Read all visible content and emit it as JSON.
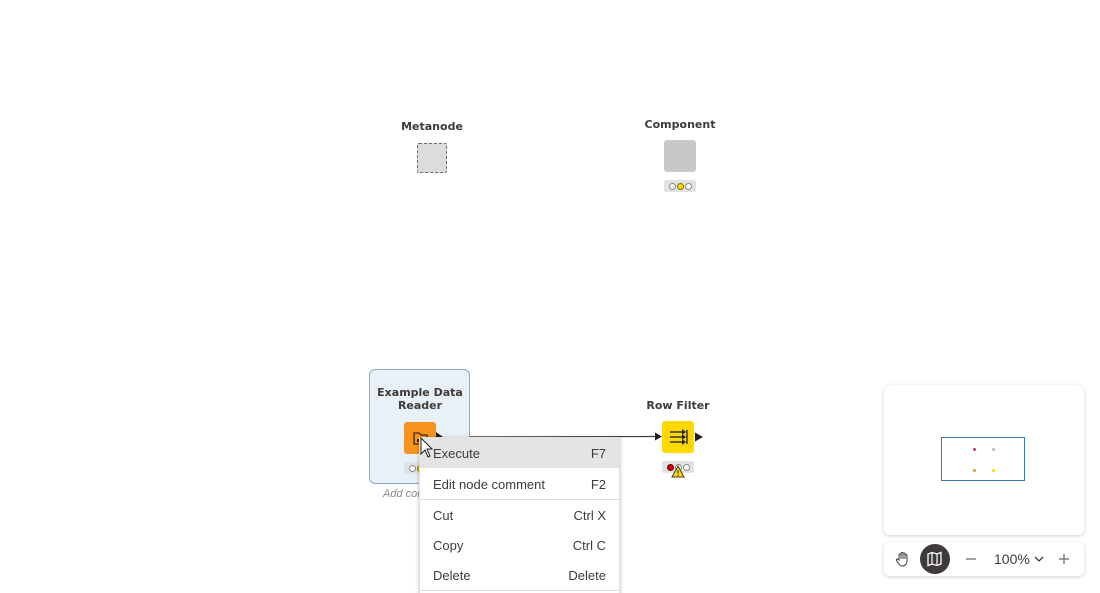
{
  "nodes": {
    "metanode": {
      "title": "Metanode"
    },
    "component": {
      "title": "Component"
    },
    "example_reader": {
      "title_line1": "Example Data",
      "title_line2": "Reader",
      "comment": "Add comment"
    },
    "row_filter": {
      "title": "Row Filter"
    }
  },
  "context_menu": {
    "items": [
      {
        "label": "Execute",
        "shortcut": "F7"
      },
      {
        "label": "Edit node comment",
        "shortcut": "F2"
      },
      {
        "label": "Cut",
        "shortcut": "Ctrl X"
      },
      {
        "label": "Copy",
        "shortcut": "Ctrl C"
      },
      {
        "label": "Delete",
        "shortcut": "Delete"
      }
    ]
  },
  "toolbar": {
    "zoom": "100%"
  },
  "colors": {
    "reader": "#f7941d",
    "filter": "#ffd800",
    "selection": "#e8f0f8",
    "minimap_frame": "#3a74b0"
  }
}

========

## EXERCISE TASK:
State the count of lines in the data holding the word "comment", adding nothing to it.

## RESPONSE FOR THIS EXERCISE:
2